■ Input data:
--------------------------------------------------
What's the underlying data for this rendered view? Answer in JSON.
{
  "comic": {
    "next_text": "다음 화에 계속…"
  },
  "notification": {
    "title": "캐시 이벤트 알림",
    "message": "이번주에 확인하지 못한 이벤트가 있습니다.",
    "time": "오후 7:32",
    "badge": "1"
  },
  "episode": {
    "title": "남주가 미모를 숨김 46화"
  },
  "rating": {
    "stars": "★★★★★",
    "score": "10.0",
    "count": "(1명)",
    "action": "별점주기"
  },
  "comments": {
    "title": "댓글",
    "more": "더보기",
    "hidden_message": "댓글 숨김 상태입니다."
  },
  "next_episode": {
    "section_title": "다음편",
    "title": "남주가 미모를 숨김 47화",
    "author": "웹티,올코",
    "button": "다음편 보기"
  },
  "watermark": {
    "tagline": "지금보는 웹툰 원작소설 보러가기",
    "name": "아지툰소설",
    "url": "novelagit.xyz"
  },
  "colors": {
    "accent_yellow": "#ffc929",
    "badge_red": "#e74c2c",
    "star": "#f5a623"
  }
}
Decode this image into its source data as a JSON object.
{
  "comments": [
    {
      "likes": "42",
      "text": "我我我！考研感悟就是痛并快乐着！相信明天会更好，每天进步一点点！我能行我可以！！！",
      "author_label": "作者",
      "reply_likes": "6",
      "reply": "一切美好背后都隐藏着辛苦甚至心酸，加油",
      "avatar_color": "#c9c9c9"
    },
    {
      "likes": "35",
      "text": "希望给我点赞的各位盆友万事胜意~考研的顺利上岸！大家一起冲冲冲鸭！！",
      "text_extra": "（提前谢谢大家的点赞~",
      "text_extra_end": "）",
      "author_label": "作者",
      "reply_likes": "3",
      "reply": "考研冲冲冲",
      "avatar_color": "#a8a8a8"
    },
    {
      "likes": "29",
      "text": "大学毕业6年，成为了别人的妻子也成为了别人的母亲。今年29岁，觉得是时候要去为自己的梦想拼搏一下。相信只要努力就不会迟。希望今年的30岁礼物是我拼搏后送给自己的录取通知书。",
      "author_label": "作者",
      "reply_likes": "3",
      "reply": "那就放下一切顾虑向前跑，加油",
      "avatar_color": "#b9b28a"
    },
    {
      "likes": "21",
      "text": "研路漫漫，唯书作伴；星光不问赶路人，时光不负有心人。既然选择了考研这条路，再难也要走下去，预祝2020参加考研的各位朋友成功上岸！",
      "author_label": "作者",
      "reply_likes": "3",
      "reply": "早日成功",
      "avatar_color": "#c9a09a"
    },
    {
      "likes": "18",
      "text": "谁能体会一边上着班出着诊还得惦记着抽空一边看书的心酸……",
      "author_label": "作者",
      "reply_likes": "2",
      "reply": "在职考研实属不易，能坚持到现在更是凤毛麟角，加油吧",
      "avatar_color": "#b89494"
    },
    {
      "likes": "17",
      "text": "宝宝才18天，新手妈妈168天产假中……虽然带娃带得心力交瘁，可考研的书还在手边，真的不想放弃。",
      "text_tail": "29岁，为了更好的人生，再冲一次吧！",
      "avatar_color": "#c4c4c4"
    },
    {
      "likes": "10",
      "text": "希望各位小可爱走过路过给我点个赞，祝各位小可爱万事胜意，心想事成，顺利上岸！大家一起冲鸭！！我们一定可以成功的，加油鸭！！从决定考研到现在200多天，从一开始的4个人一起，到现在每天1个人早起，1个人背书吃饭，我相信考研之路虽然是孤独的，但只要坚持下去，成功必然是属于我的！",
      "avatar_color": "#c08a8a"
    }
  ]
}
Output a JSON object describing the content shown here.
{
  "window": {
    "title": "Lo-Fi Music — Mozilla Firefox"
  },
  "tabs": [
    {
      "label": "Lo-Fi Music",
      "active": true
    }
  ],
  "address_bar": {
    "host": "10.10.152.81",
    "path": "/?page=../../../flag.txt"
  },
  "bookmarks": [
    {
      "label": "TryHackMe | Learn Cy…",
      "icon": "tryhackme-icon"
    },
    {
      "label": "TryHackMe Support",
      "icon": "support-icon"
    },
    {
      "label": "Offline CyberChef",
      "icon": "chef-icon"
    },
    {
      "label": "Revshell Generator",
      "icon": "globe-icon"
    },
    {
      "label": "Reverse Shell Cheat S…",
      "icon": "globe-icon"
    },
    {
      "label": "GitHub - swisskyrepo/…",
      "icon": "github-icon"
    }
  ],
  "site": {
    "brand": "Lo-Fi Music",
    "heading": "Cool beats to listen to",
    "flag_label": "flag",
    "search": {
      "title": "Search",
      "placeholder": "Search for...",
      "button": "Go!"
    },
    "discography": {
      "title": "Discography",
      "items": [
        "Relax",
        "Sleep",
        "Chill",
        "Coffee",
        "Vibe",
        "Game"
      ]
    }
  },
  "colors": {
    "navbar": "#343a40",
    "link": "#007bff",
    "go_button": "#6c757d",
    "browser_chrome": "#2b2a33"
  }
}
--------------------------------------------------
■ Exercise prompt: Copy out all of the records shown above exactly.

■ Solution to this problem:
What's the underlying data for this rendered view? Answer in JSON.
{
  "comic": {
    "next_text": "다음 화에 계속…"
  },
  "notification": {
    "title": "캐시 이벤트 알림",
    "message": "이번주에 확인하지 못한 이벤트가 있습니다.",
    "time": "오후 7:32",
    "badge": "1"
  },
  "episode": {
    "title": "남주가 미모를 숨김 46화"
  },
  "rating": {
    "stars": "★★★★★",
    "score": "10.0",
    "count": "(1명)",
    "action": "별점주기"
  },
  "comments": {
    "title": "댓글",
    "more": "더보기",
    "hidden_message": "댓글 숨김 상태입니다."
  },
  "next_episode": {
    "section_title": "다음편",
    "title": "남주가 미모를 숨김 47화",
    "author": "웹티,올코",
    "button": "다음편 보기"
  },
  "watermark": {
    "tagline": "지금보는 웹툰 원작소설 보러가기",
    "name": "아지툰소설",
    "url": "novelagit.xyz"
  },
  "colors": {
    "accent_yellow": "#ffc929",
    "badge_red": "#e74c2c",
    "star": "#f5a623"
  }
}
Decode this image into its source data as a JSON object.
{
  "comments": [
    {
      "likes": "42",
      "text": "我我我！考研感悟就是痛并快乐着！相信明天会更好，每天进步一点点！我能行我可以！！！",
      "author_label": "作者",
      "reply_likes": "6",
      "reply": "一切美好背后都隐藏着辛苦甚至心酸，加油",
      "avatar_color": "#c9c9c9"
    },
    {
      "likes": "35",
      "text": "希望给我点赞的各位盆友万事胜意~考研的顺利上岸！大家一起冲冲冲鸭！！",
      "text_extra": "（提前谢谢大家的点赞~",
      "text_extra_end": "）",
      "author_label": "作者",
      "reply_likes": "3",
      "reply": "考研冲冲冲",
      "avatar_color": "#a8a8a8"
    },
    {
      "likes": "29",
      "text": "大学毕业6年，成为了别人的妻子也成为了别人的母亲。今年29岁，觉得是时候要去为自己的梦想拼搏一下。相信只要努力就不会迟。希望今年的30岁礼物是我拼搏后送给自己的录取通知书。",
      "author_label": "作者",
      "reply_likes": "3",
      "reply": "那就放下一切顾虑向前跑，加油",
      "avatar_color": "#b9b28a"
    },
    {
      "likes": "21",
      "text": "研路漫漫，唯书作伴；星光不问赶路人，时光不负有心人。既然选择了考研这条路，再难也要走下去，预祝2020参加考研的各位朋友成功上岸！",
      "author_label": "作者",
      "reply_likes": "3",
      "reply": "早日成功",
      "avatar_color": "#c9a09a"
    },
    {
      "likes": "18",
      "text": "谁能体会一边上着班出着诊还得惦记着抽空一边看书的心酸……",
      "author_label": "作者",
      "reply_likes": "2",
      "reply": "在职考研实属不易，能坚持到现在更是凤毛麟角，加油吧",
      "avatar_color": "#b89494"
    },
    {
      "likes": "17",
      "text": "宝宝才18天，新手妈妈168天产假中……虽然带娃带得心力交瘁，可考研的书还在手边，真的不想放弃。",
      "text_tail": "29岁，为了更好的人生，再冲一次吧！",
      "avatar_color": "#c4c4c4"
    },
    {
      "likes": "10",
      "text": "希望各位小可爱走过路过给我点个赞，祝各位小可爱万事胜意，心想事成，顺利上岸！大家一起冲鸭！！我们一定可以成功的，加油鸭！！从决定考研到现在200多天，从一开始的4个人一起，到现在每天1个人早起，1个人背书吃饭，我相信考研之路虽然是孤独的，但只要坚持下去，成功必然是属于我的！",
      "avatar_color": "#c08a8a"
    }
  ]
}
Output a JSON object describing the content shown here.
{
  "window": {
    "title": "Lo-Fi Music — Mozilla Firefox"
  },
  "tabs": [
    {
      "label": "Lo-Fi Music",
      "active": true
    }
  ],
  "address_bar": {
    "host": "10.10.152.81",
    "path": "/?page=../../../flag.txt"
  },
  "bookmarks": [
    {
      "label": "TryHackMe | Learn Cy…",
      "icon": "tryhackme-icon"
    },
    {
      "label": "TryHackMe Support",
      "icon": "support-icon"
    },
    {
      "label": "Offline CyberChef",
      "icon": "chef-icon"
    },
    {
      "label": "Revshell Generator",
      "icon": "globe-icon"
    },
    {
      "label": "Reverse Shell Cheat S…",
      "icon": "globe-icon"
    },
    {
      "label": "GitHub - swisskyrepo/…",
      "icon": "github-icon"
    }
  ],
  "site": {
    "brand": "Lo-Fi Music",
    "heading": "Cool beats to listen to",
    "flag_label": "flag",
    "search": {
      "title": "Search",
      "placeholder": "Search for...",
      "button": "Go!"
    },
    "discography": {
      "title": "Discography",
      "items": [
        "Relax",
        "Sleep",
        "Chill",
        "Coffee",
        "Vibe",
        "Game"
      ]
    }
  },
  "colors": {
    "navbar": "#343a40",
    "link": "#007bff",
    "go_button": "#6c757d",
    "browser_chrome": "#2b2a33"
  }
}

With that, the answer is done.